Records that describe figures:
-=-=-
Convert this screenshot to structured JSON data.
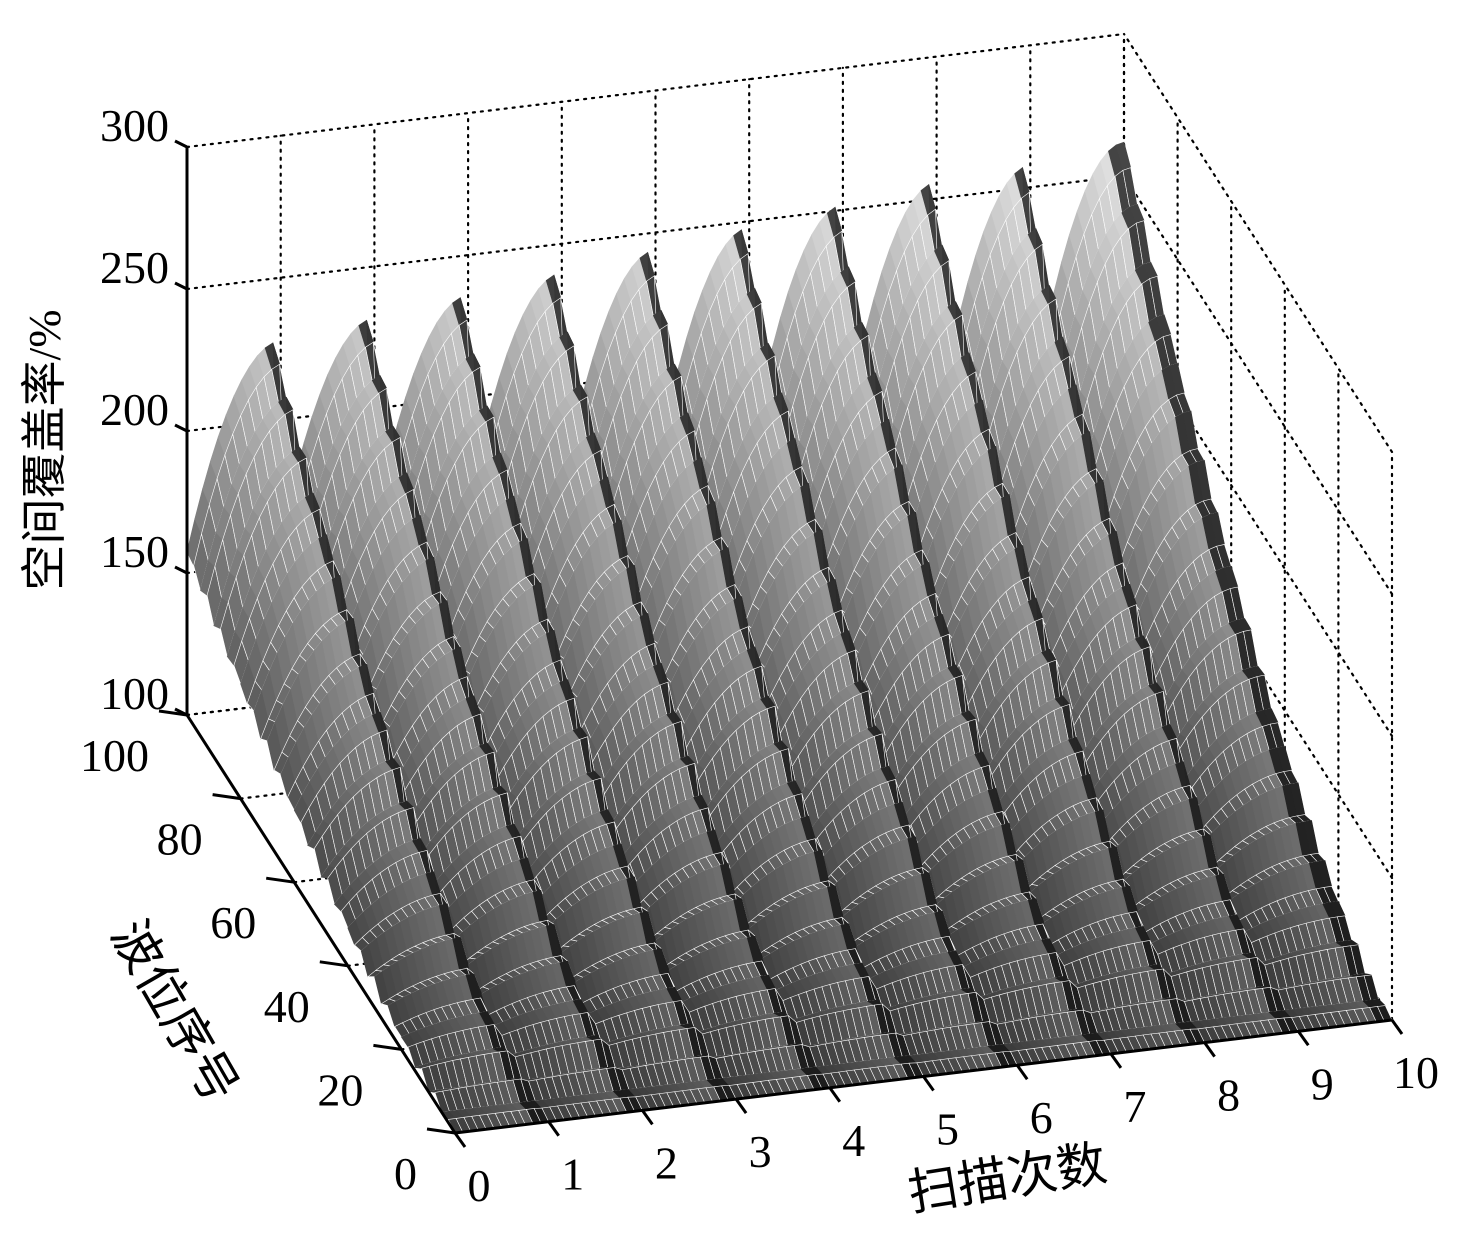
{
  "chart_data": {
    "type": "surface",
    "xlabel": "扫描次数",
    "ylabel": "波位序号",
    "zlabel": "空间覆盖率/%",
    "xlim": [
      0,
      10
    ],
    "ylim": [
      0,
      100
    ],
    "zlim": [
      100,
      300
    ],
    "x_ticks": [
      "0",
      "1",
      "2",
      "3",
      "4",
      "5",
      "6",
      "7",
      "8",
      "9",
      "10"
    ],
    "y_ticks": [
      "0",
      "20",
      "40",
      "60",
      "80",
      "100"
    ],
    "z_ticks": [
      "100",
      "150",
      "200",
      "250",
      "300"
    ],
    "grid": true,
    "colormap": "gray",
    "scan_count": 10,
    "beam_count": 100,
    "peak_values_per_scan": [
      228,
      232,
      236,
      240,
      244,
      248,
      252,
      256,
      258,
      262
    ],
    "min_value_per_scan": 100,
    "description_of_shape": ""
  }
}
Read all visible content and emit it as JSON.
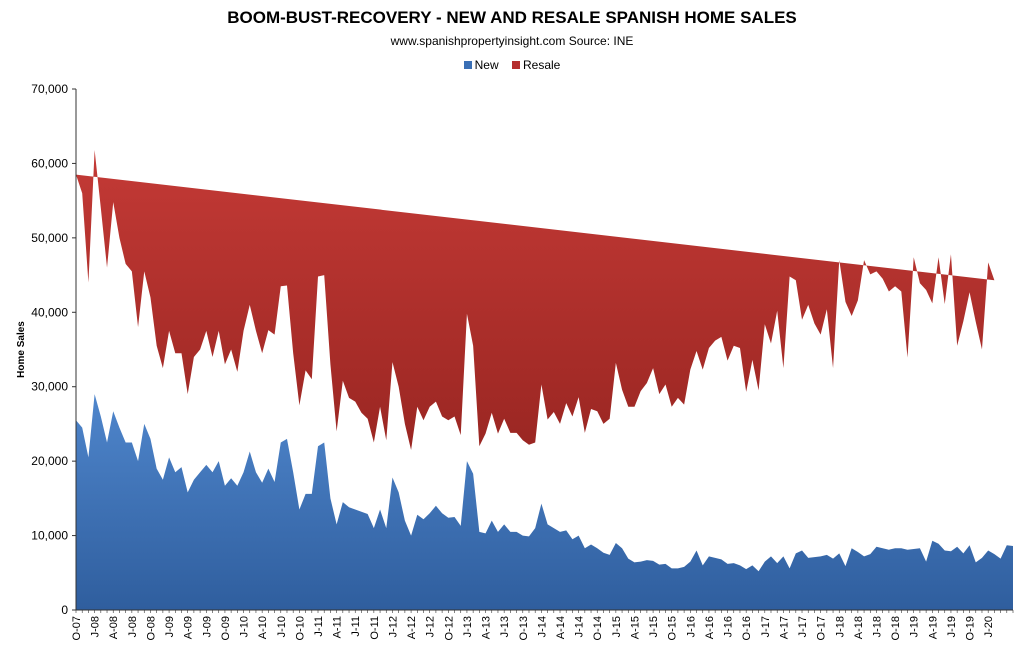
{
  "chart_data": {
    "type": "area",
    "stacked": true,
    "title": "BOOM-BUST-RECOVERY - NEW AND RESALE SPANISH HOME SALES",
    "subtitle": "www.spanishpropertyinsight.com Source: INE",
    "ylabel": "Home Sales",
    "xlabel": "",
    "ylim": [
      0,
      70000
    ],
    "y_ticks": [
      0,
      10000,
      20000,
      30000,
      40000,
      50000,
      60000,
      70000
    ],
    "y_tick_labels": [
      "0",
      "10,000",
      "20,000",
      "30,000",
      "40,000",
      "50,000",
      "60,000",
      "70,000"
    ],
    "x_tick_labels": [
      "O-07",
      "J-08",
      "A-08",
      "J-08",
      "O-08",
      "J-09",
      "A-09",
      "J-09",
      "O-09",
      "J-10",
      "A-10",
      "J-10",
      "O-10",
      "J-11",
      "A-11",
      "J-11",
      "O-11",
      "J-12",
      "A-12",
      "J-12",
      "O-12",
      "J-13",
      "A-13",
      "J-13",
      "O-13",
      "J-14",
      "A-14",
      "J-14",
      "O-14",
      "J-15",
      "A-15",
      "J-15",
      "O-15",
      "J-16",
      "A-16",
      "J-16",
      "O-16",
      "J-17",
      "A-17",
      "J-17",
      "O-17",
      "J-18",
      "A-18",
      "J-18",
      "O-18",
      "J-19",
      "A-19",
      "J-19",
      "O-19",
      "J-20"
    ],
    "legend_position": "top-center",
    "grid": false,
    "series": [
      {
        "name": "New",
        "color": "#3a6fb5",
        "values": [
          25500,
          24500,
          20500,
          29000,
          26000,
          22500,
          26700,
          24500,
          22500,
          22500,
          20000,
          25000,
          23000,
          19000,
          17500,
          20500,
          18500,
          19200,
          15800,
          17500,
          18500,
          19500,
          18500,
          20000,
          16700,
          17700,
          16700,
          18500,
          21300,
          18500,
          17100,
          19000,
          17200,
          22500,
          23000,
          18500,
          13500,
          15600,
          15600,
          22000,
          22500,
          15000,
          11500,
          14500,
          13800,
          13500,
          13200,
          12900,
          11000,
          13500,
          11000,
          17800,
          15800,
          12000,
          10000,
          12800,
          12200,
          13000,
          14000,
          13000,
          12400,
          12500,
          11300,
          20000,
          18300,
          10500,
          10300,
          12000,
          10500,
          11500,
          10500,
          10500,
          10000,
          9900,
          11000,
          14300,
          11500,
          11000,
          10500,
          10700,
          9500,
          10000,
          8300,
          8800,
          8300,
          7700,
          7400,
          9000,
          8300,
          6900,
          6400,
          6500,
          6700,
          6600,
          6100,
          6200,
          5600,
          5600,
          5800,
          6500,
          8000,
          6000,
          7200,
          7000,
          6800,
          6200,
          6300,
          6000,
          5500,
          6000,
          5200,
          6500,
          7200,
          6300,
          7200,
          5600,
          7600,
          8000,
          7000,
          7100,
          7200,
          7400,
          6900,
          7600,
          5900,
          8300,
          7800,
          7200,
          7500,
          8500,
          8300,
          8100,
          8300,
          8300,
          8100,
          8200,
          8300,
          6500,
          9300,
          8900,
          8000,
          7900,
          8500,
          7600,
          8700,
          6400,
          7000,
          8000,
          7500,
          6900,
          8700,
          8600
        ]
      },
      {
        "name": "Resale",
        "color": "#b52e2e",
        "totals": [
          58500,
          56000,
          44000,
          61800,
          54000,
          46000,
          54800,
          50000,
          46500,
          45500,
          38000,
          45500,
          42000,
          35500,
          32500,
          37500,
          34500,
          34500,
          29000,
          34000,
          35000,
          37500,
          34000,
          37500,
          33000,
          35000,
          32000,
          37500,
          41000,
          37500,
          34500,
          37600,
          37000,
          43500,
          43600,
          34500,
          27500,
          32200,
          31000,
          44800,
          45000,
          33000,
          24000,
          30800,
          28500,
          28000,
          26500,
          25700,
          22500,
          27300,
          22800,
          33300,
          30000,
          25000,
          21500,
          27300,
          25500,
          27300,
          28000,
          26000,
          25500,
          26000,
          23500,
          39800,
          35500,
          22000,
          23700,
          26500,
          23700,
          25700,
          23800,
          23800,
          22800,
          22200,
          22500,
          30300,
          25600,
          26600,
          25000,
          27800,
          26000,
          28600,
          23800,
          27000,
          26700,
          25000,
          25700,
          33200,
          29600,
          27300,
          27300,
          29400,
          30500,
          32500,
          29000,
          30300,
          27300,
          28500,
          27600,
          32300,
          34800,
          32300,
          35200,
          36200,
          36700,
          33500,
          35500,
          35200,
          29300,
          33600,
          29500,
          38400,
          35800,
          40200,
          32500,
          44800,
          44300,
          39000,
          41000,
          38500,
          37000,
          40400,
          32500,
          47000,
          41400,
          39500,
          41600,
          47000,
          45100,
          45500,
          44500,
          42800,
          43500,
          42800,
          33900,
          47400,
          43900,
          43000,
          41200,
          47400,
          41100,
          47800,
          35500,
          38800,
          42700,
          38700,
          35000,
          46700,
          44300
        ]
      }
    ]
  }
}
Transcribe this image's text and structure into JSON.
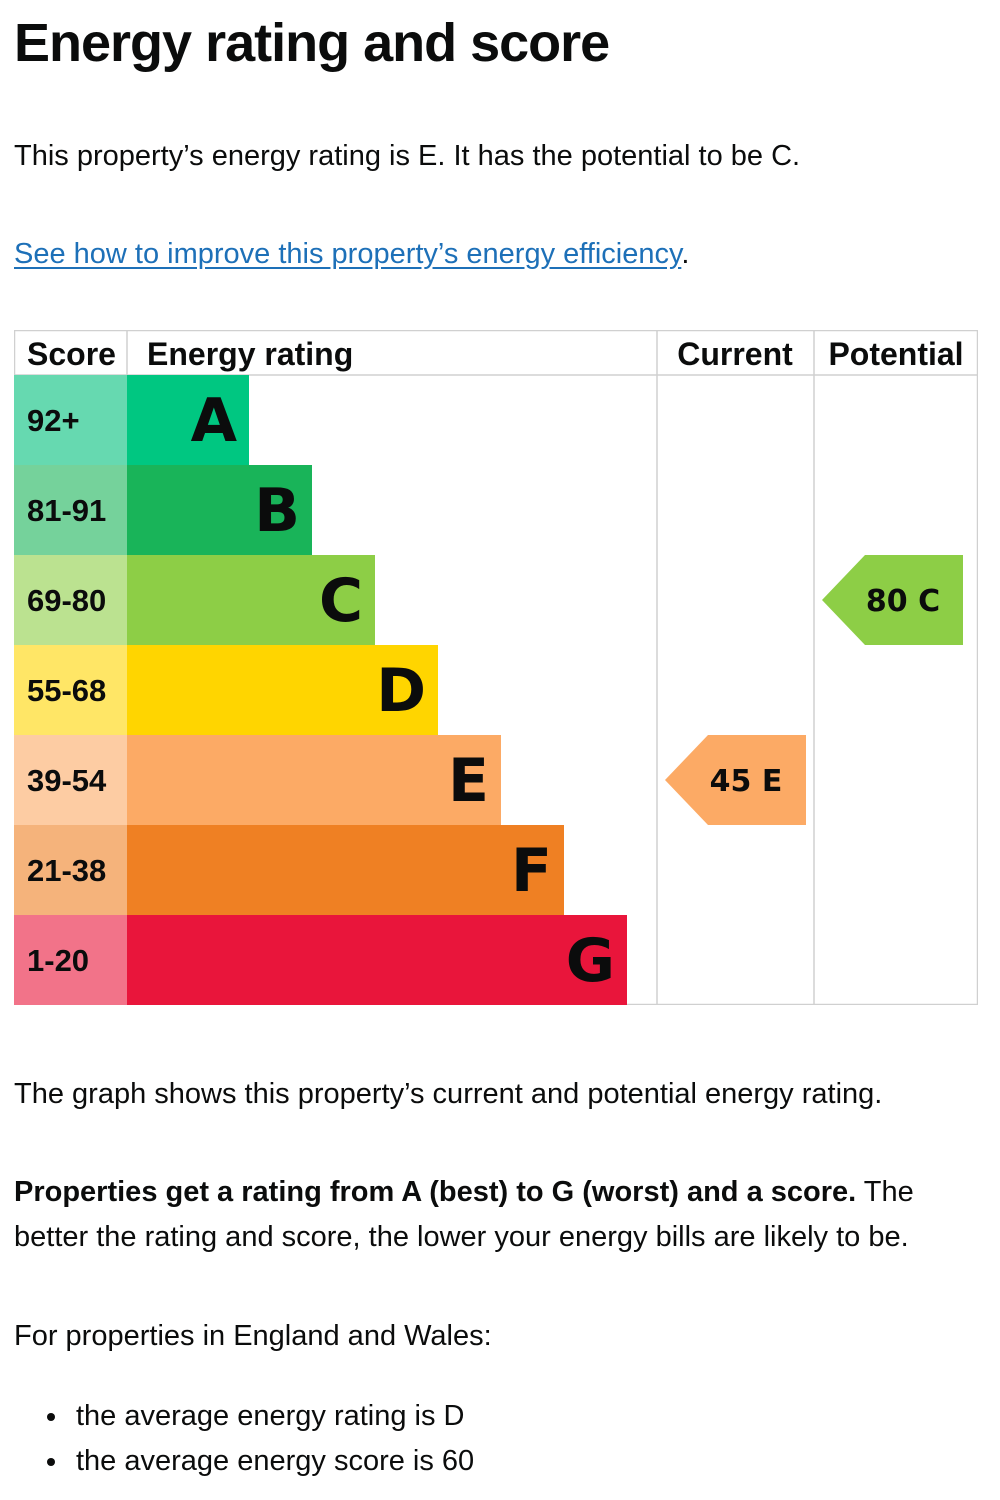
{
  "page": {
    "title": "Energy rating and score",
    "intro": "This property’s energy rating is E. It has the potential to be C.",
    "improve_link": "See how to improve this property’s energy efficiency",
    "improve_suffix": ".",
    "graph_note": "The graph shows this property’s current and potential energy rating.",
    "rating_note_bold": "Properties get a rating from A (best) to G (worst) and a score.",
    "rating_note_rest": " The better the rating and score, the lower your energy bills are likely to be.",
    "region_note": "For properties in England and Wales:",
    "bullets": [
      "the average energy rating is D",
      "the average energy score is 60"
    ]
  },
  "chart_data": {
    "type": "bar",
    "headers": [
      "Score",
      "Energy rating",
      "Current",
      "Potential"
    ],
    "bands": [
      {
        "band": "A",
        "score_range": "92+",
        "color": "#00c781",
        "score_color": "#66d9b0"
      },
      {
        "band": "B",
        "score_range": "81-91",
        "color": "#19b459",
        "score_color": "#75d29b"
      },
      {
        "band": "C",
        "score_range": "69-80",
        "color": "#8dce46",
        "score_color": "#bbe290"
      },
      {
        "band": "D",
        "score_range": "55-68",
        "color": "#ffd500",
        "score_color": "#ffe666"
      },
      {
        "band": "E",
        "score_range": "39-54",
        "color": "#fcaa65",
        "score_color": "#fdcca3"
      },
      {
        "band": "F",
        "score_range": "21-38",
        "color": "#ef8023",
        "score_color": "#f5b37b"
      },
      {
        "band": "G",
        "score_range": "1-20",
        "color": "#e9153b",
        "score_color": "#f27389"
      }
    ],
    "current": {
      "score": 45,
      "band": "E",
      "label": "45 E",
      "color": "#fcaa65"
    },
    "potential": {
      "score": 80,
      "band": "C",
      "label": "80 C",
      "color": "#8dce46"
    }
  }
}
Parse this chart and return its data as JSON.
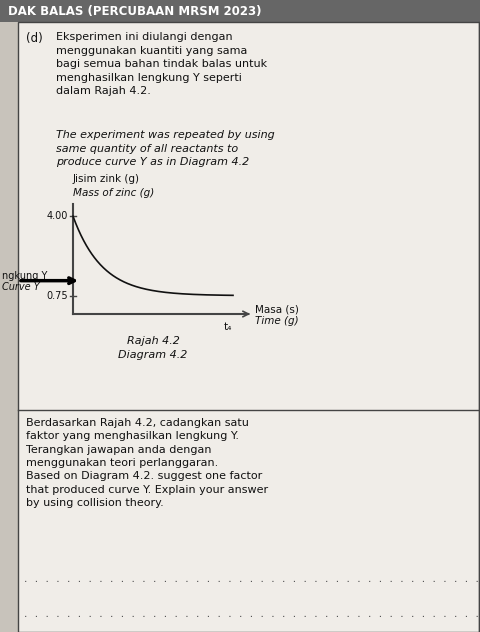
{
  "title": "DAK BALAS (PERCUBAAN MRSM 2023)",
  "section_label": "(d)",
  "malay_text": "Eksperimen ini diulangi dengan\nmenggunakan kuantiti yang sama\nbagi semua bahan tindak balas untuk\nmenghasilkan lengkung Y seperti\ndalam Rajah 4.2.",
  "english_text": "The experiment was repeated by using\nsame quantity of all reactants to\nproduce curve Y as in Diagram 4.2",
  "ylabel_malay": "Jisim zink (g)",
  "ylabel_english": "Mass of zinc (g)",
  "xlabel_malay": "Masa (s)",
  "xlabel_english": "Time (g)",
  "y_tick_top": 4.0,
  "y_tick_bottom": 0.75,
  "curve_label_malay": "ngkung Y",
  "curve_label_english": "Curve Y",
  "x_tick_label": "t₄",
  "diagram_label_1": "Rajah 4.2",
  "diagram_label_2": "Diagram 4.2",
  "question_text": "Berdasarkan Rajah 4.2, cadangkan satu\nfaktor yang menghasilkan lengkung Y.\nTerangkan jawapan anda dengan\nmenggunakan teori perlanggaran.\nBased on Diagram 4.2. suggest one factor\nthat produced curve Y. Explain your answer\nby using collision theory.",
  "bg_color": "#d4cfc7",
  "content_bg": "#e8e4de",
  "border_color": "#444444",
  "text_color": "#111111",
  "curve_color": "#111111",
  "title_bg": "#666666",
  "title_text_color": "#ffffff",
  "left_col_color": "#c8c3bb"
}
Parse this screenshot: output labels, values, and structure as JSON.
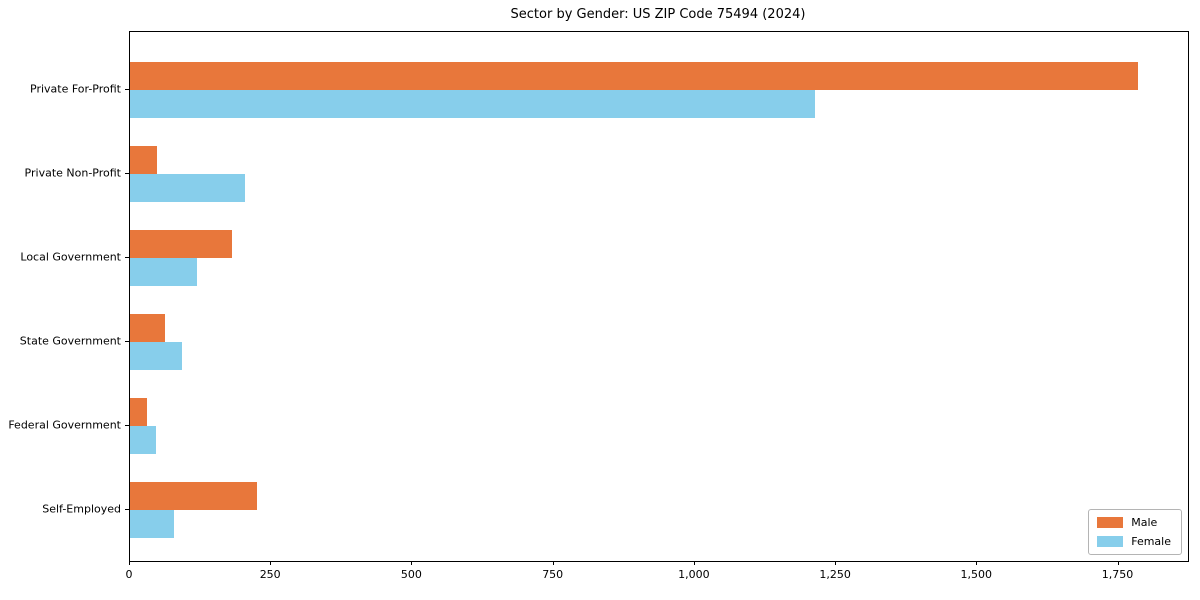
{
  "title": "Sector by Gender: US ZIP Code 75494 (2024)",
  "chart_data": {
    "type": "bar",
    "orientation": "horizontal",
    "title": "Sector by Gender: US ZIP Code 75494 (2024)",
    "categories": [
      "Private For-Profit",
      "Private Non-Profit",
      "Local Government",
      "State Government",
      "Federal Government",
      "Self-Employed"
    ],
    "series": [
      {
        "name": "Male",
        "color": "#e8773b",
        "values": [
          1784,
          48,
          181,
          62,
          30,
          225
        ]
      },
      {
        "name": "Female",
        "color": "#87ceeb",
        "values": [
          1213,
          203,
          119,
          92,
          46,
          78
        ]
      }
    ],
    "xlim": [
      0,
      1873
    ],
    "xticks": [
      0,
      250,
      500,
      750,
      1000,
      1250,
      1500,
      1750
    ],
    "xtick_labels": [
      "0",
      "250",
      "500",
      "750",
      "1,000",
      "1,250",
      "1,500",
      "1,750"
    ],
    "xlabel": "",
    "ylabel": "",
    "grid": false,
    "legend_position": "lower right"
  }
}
-=-=-
**Set problem**
Find the lines above that include the string "dengan" and copy them.

**Task response**
  "malay_text": "Eksperimen ini diulangi dengan\nmenggunakan kuantiti yang sama\nbagi semua bahan tindak balas untuk\nmenghasilkan lengkung Y seperti\ndalam Rajah 4.2.",
  "question_text": "Berdasarkan Rajah 4.2, cadangkan satu\nfaktor yang menghasilkan lengkung Y.\nTerangkan jawapan anda dengan\nmenggunakan teori perlanggaran.\nBased on Diagram 4.2. suggest one factor\nthat produced curve Y. Explain your answer\nby using collision theory.",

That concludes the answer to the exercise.